Source records |

· · · · · · ·

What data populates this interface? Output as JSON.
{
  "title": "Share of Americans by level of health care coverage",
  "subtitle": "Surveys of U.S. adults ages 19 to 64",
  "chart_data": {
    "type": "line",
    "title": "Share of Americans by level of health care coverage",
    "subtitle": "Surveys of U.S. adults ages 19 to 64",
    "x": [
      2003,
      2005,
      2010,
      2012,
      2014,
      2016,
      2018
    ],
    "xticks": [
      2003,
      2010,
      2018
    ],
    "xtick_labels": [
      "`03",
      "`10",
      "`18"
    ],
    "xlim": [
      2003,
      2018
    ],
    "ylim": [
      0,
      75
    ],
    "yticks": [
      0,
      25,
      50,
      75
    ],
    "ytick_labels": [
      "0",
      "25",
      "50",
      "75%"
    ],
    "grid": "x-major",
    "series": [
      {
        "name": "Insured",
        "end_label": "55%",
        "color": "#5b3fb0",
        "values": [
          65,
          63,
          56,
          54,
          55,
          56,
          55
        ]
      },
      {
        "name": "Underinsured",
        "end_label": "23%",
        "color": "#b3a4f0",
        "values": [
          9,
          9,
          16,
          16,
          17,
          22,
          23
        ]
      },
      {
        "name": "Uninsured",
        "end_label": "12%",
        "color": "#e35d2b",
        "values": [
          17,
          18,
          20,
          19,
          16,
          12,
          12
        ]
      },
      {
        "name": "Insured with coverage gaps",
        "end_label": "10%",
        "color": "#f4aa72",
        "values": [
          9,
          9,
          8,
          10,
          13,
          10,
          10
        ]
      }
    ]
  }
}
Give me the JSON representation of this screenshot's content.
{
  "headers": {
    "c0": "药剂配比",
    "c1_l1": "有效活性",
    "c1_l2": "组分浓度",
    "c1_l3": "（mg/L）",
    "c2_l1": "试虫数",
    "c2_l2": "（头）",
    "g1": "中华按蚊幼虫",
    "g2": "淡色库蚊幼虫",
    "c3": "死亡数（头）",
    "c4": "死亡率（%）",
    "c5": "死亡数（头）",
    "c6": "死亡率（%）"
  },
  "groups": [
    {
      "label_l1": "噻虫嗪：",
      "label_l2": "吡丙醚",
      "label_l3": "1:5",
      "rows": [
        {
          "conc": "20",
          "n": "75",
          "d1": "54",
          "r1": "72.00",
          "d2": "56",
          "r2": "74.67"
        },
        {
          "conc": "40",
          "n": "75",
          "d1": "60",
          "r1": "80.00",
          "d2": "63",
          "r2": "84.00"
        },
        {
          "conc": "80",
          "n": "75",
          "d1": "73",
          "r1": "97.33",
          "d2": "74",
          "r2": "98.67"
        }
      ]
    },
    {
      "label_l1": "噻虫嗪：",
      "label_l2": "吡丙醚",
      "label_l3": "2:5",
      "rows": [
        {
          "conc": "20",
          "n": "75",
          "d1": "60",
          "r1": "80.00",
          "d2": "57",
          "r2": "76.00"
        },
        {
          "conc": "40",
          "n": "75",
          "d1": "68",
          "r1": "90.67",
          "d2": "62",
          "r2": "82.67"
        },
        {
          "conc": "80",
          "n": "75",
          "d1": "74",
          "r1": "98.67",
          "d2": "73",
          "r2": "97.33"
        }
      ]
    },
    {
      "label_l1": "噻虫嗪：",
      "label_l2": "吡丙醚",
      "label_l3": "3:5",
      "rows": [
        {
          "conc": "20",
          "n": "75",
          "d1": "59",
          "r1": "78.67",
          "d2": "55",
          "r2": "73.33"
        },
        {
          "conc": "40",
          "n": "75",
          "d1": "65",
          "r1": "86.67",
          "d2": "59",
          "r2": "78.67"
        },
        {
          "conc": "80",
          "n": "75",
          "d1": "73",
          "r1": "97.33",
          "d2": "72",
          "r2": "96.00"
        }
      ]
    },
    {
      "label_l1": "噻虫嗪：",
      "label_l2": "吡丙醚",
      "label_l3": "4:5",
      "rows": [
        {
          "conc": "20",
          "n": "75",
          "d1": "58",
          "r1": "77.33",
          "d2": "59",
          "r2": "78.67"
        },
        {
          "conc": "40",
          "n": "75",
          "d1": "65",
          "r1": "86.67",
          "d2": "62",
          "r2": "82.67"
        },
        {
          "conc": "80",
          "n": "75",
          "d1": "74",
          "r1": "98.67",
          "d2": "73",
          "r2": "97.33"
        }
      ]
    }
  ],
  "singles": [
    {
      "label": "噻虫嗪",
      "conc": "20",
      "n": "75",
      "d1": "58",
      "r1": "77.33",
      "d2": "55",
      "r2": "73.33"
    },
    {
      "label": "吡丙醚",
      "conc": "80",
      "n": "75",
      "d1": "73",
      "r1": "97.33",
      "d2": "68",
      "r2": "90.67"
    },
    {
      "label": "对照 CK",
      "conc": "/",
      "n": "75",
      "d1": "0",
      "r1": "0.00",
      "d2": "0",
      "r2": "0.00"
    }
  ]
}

· · · · · · ·

Short problem |
Set down all of the data above, word for word.

Result |
What data populates this interface? Output as JSON.
{
  "title": "Share of Americans by level of health care coverage",
  "subtitle": "Surveys of U.S. adults ages 19 to 64",
  "chart_data": {
    "type": "line",
    "title": "Share of Americans by level of health care coverage",
    "subtitle": "Surveys of U.S. adults ages 19 to 64",
    "x": [
      2003,
      2005,
      2010,
      2012,
      2014,
      2016,
      2018
    ],
    "xticks": [
      2003,
      2010,
      2018
    ],
    "xtick_labels": [
      "`03",
      "`10",
      "`18"
    ],
    "xlim": [
      2003,
      2018
    ],
    "ylim": [
      0,
      75
    ],
    "yticks": [
      0,
      25,
      50,
      75
    ],
    "ytick_labels": [
      "0",
      "25",
      "50",
      "75%"
    ],
    "grid": "x-major",
    "series": [
      {
        "name": "Insured",
        "end_label": "55%",
        "color": "#5b3fb0",
        "values": [
          65,
          63,
          56,
          54,
          55,
          56,
          55
        ]
      },
      {
        "name": "Underinsured",
        "end_label": "23%",
        "color": "#b3a4f0",
        "values": [
          9,
          9,
          16,
          16,
          17,
          22,
          23
        ]
      },
      {
        "name": "Uninsured",
        "end_label": "12%",
        "color": "#e35d2b",
        "values": [
          17,
          18,
          20,
          19,
          16,
          12,
          12
        ]
      },
      {
        "name": "Insured with coverage gaps",
        "end_label": "10%",
        "color": "#f4aa72",
        "values": [
          9,
          9,
          8,
          10,
          13,
          10,
          10
        ]
      }
    ]
  }
}
Give me the JSON representation of this screenshot's content.
{
  "headers": {
    "c0": "药剂配比",
    "c1_l1": "有效活性",
    "c1_l2": "组分浓度",
    "c1_l3": "（mg/L）",
    "c2_l1": "试虫数",
    "c2_l2": "（头）",
    "g1": "中华按蚊幼虫",
    "g2": "淡色库蚊幼虫",
    "c3": "死亡数（头）",
    "c4": "死亡率（%）",
    "c5": "死亡数（头）",
    "c6": "死亡率（%）"
  },
  "groups": [
    {
      "label_l1": "噻虫嗪：",
      "label_l2": "吡丙醚",
      "label_l3": "1:5",
      "rows": [
        {
          "conc": "20",
          "n": "75",
          "d1": "54",
          "r1": "72.00",
          "d2": "56",
          "r2": "74.67"
        },
        {
          "conc": "40",
          "n": "75",
          "d1": "60",
          "r1": "80.00",
          "d2": "63",
          "r2": "84.00"
        },
        {
          "conc": "80",
          "n": "75",
          "d1": "73",
          "r1": "97.33",
          "d2": "74",
          "r2": "98.67"
        }
      ]
    },
    {
      "label_l1": "噻虫嗪：",
      "label_l2": "吡丙醚",
      "label_l3": "2:5",
      "rows": [
        {
          "conc": "20",
          "n": "75",
          "d1": "60",
          "r1": "80.00",
          "d2": "57",
          "r2": "76.00"
        },
        {
          "conc": "40",
          "n": "75",
          "d1": "68",
          "r1": "90.67",
          "d2": "62",
          "r2": "82.67"
        },
        {
          "conc": "80",
          "n": "75",
          "d1": "74",
          "r1": "98.67",
          "d2": "73",
          "r2": "97.33"
        }
      ]
    },
    {
      "label_l1": "噻虫嗪：",
      "label_l2": "吡丙醚",
      "label_l3": "3:5",
      "rows": [
        {
          "conc": "20",
          "n": "75",
          "d1": "59",
          "r1": "78.67",
          "d2": "55",
          "r2": "73.33"
        },
        {
          "conc": "40",
          "n": "75",
          "d1": "65",
          "r1": "86.67",
          "d2": "59",
          "r2": "78.67"
        },
        {
          "conc": "80",
          "n": "75",
          "d1": "73",
          "r1": "97.33",
          "d2": "72",
          "r2": "96.00"
        }
      ]
    },
    {
      "label_l1": "噻虫嗪：",
      "label_l2": "吡丙醚",
      "label_l3": "4:5",
      "rows": [
        {
          "conc": "20",
          "n": "75",
          "d1": "58",
          "r1": "77.33",
          "d2": "59",
          "r2": "78.67"
        },
        {
          "conc": "40",
          "n": "75",
          "d1": "65",
          "r1": "86.67",
          "d2": "62",
          "r2": "82.67"
        },
        {
          "conc": "80",
          "n": "75",
          "d1": "74",
          "r1": "98.67",
          "d2": "73",
          "r2": "97.33"
        }
      ]
    }
  ],
  "singles": [
    {
      "label": "噻虫嗪",
      "conc": "20",
      "n": "75",
      "d1": "58",
      "r1": "77.33",
      "d2": "55",
      "r2": "73.33"
    },
    {
      "label": "吡丙醚",
      "conc": "80",
      "n": "75",
      "d1": "73",
      "r1": "97.33",
      "d2": "68",
      "r2": "90.67"
    },
    {
      "label": "对照 CK",
      "conc": "/",
      "n": "75",
      "d1": "0",
      "r1": "0.00",
      "d2": "0",
      "r2": "0.00"
    }
  ]
}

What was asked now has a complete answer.